■ DO THIS: Pick out and copy every line below that has the word "léčenj".

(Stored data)
>> Start
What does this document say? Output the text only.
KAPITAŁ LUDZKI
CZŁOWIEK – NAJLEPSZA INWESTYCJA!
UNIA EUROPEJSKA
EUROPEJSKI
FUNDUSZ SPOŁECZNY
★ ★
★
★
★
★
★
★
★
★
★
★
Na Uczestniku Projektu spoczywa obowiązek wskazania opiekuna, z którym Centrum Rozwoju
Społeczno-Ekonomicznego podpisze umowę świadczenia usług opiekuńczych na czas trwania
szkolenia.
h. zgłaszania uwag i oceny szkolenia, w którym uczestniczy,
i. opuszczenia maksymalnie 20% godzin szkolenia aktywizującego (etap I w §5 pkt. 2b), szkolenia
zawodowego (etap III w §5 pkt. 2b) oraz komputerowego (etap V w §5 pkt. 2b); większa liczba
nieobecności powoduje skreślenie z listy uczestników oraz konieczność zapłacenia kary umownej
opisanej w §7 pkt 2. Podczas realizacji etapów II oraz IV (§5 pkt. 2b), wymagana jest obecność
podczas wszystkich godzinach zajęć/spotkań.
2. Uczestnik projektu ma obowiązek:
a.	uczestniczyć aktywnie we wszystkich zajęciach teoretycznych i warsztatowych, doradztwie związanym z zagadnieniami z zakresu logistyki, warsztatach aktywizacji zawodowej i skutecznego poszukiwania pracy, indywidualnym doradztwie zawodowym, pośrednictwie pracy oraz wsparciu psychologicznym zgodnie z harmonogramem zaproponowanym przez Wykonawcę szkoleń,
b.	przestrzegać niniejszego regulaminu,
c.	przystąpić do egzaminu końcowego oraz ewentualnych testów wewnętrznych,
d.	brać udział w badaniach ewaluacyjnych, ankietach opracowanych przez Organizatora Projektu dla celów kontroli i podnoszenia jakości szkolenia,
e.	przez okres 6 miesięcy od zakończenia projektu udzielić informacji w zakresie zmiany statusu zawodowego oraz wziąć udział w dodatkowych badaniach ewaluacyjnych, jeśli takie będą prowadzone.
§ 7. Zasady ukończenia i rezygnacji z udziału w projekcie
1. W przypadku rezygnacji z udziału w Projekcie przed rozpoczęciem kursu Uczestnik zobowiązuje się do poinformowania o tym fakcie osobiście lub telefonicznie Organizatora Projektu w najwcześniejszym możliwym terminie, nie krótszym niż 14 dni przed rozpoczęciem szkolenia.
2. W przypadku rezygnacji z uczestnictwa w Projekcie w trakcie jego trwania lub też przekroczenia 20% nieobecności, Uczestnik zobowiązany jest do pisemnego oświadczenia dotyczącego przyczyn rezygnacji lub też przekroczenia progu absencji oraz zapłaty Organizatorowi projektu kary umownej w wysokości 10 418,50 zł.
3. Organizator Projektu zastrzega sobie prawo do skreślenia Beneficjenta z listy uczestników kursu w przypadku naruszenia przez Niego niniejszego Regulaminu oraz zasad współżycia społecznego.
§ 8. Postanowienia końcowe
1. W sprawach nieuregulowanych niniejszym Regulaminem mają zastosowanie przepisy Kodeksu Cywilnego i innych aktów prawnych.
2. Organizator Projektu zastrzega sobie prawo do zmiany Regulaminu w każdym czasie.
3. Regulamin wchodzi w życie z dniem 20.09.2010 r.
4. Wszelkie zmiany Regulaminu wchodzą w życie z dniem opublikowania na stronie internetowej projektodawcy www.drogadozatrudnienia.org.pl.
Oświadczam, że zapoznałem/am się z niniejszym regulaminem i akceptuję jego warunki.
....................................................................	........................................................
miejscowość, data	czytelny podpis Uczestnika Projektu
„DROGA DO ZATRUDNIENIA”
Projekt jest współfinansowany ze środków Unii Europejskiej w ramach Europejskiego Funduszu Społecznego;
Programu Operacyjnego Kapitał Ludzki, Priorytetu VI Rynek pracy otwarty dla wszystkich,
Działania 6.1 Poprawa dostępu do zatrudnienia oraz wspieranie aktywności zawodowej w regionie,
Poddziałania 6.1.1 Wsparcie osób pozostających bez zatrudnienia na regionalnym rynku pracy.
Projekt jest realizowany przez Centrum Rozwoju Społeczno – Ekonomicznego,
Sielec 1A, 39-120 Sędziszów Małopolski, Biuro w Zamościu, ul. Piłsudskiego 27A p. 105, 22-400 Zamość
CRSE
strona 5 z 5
>> End
>> Start
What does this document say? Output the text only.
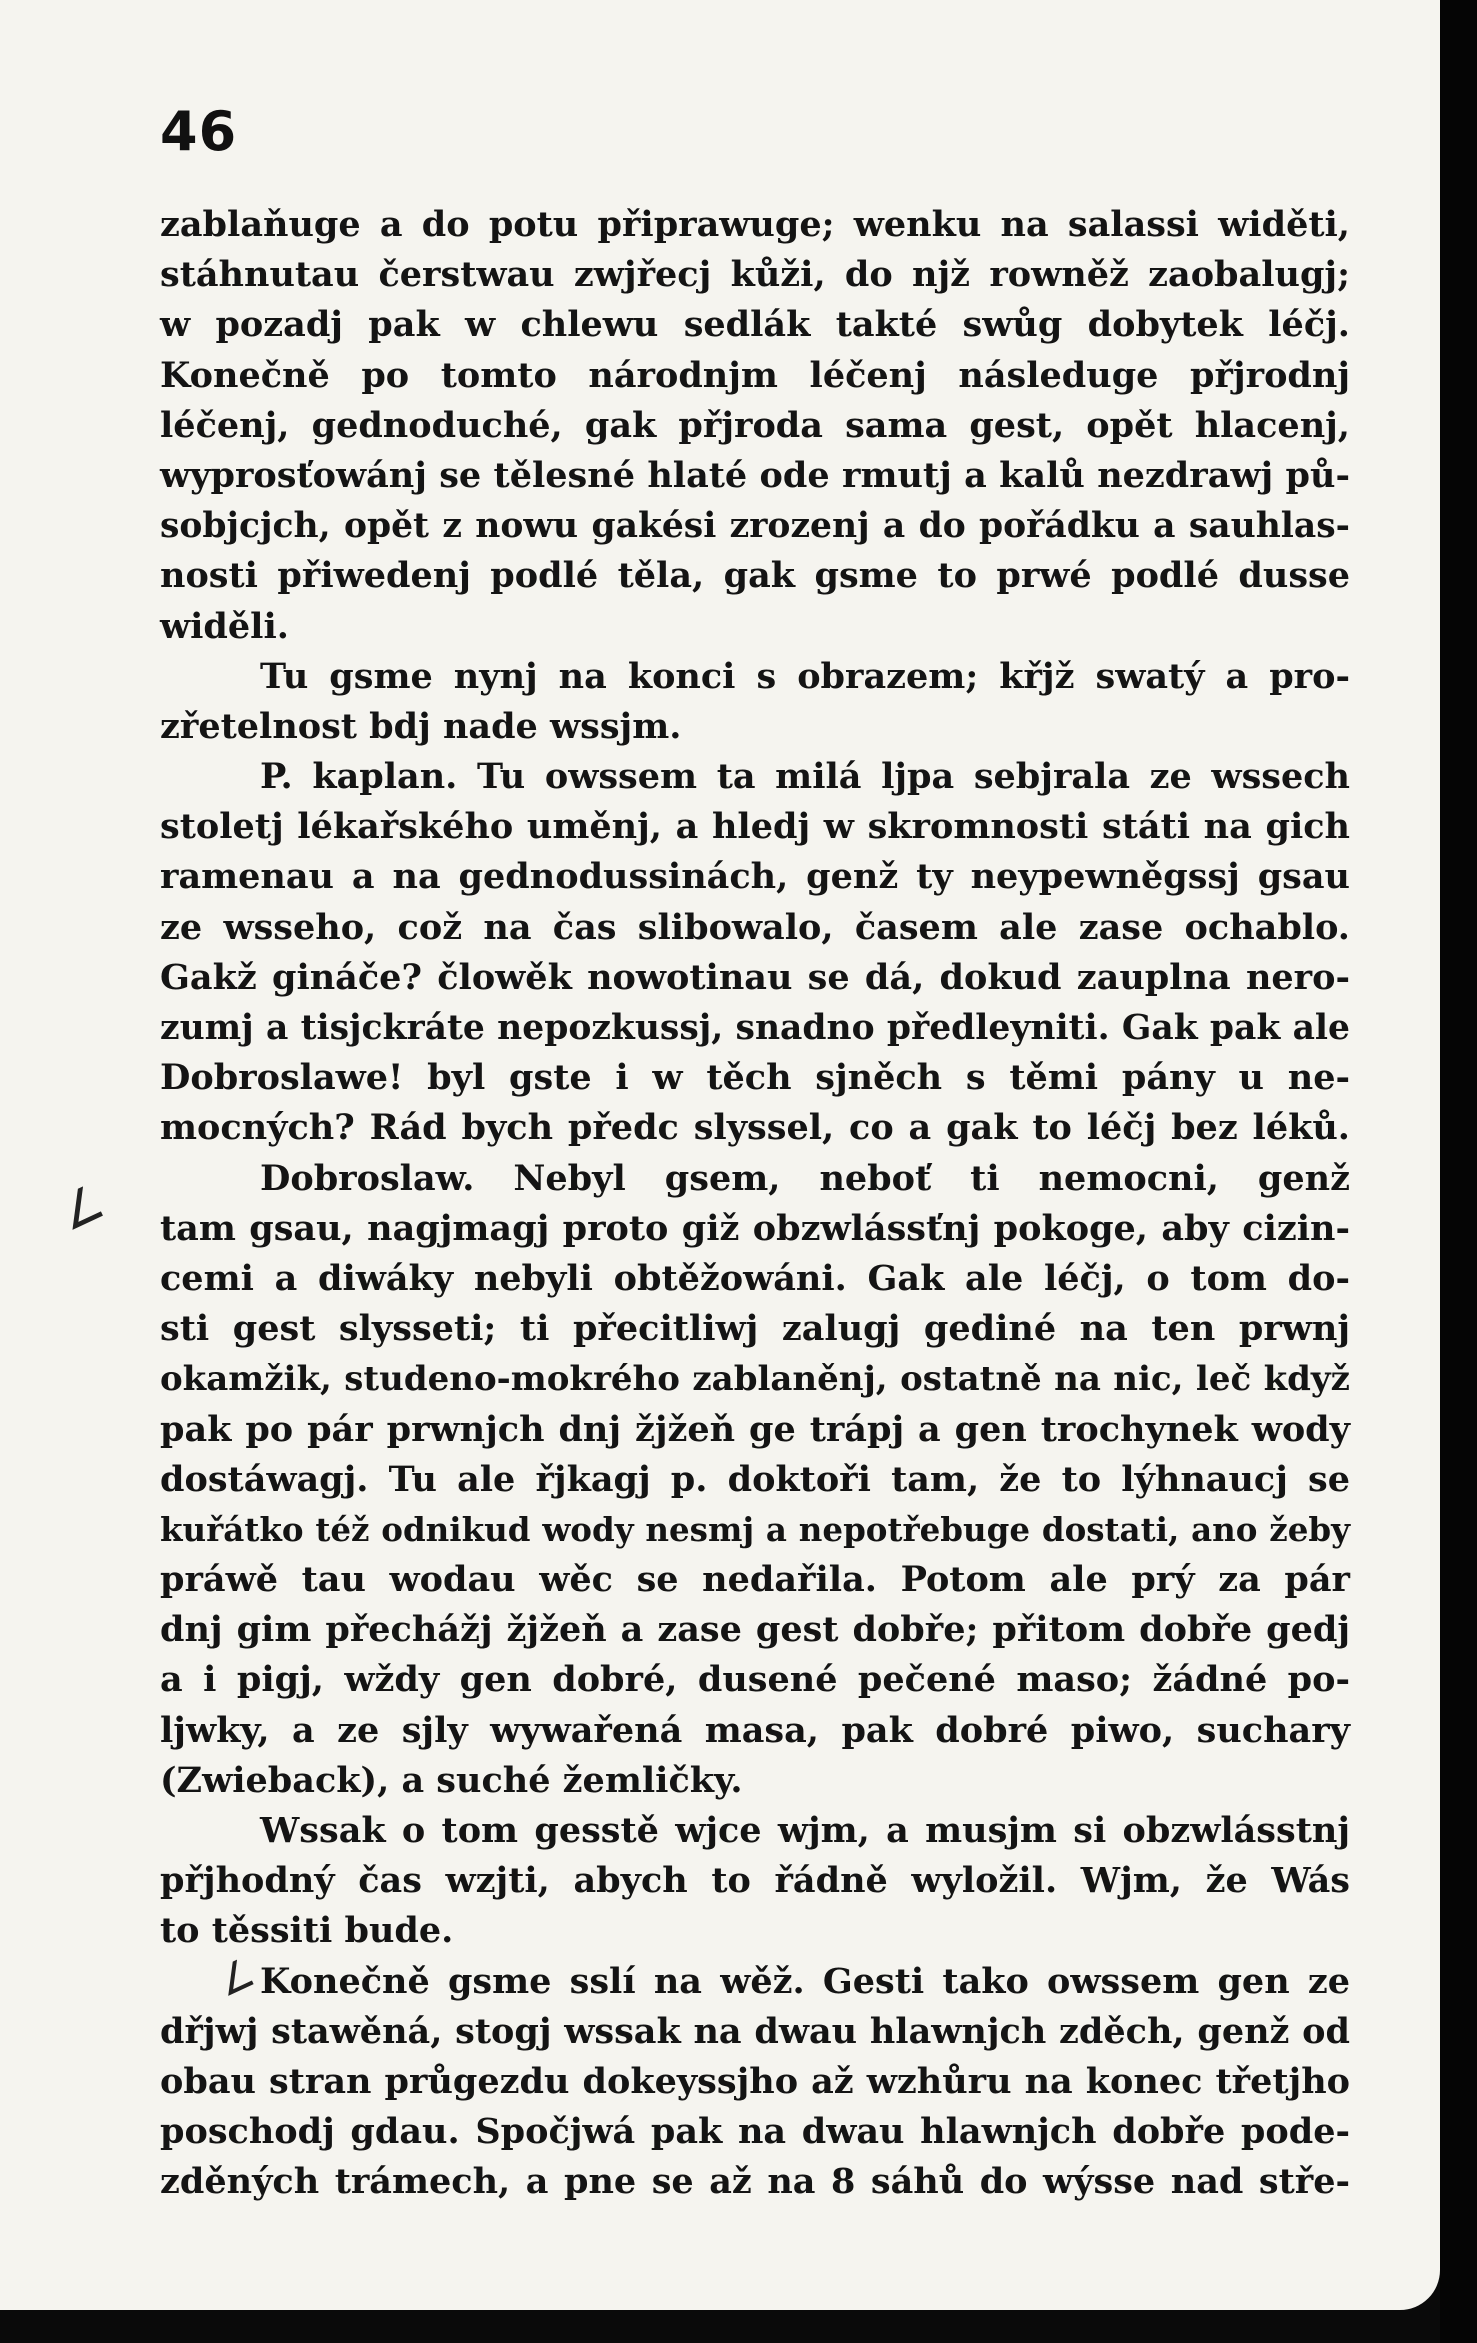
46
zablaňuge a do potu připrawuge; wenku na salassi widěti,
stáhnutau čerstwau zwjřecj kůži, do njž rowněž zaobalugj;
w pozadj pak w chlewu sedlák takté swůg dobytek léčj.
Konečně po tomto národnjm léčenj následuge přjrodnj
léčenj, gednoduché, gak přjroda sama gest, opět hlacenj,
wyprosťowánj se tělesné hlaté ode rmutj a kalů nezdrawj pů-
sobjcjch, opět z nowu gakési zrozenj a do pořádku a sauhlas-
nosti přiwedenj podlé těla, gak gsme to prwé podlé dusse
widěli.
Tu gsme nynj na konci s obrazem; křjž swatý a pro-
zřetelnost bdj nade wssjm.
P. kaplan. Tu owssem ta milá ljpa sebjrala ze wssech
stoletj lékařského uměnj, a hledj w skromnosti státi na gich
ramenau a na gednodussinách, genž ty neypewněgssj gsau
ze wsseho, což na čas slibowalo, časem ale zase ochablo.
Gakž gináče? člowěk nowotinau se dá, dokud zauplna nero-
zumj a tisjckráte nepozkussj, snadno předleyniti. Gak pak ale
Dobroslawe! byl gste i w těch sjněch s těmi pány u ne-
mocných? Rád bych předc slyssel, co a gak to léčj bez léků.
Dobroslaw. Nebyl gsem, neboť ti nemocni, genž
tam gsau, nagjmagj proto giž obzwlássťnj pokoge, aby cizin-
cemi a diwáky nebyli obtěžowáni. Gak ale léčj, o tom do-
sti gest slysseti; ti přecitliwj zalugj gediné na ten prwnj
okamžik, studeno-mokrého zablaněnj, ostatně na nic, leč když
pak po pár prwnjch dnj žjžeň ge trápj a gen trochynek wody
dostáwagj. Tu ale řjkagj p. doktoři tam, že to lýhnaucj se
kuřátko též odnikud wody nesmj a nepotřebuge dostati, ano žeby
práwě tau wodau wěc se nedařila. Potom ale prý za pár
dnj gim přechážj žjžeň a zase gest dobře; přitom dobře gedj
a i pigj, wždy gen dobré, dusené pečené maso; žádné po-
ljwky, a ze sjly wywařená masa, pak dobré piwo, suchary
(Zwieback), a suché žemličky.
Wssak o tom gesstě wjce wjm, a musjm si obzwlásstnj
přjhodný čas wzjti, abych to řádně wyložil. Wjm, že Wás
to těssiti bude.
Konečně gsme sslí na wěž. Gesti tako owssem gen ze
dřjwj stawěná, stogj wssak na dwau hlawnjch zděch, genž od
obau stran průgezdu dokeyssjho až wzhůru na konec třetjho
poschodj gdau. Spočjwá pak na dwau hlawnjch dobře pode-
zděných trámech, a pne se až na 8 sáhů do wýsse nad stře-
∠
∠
>> End
■ IN RESPONSE:
Konečně po tomto národnjm léčenj následuge přjrodnj
léčenj, gednoduché, gak přjroda sama gest, opět hlacenj,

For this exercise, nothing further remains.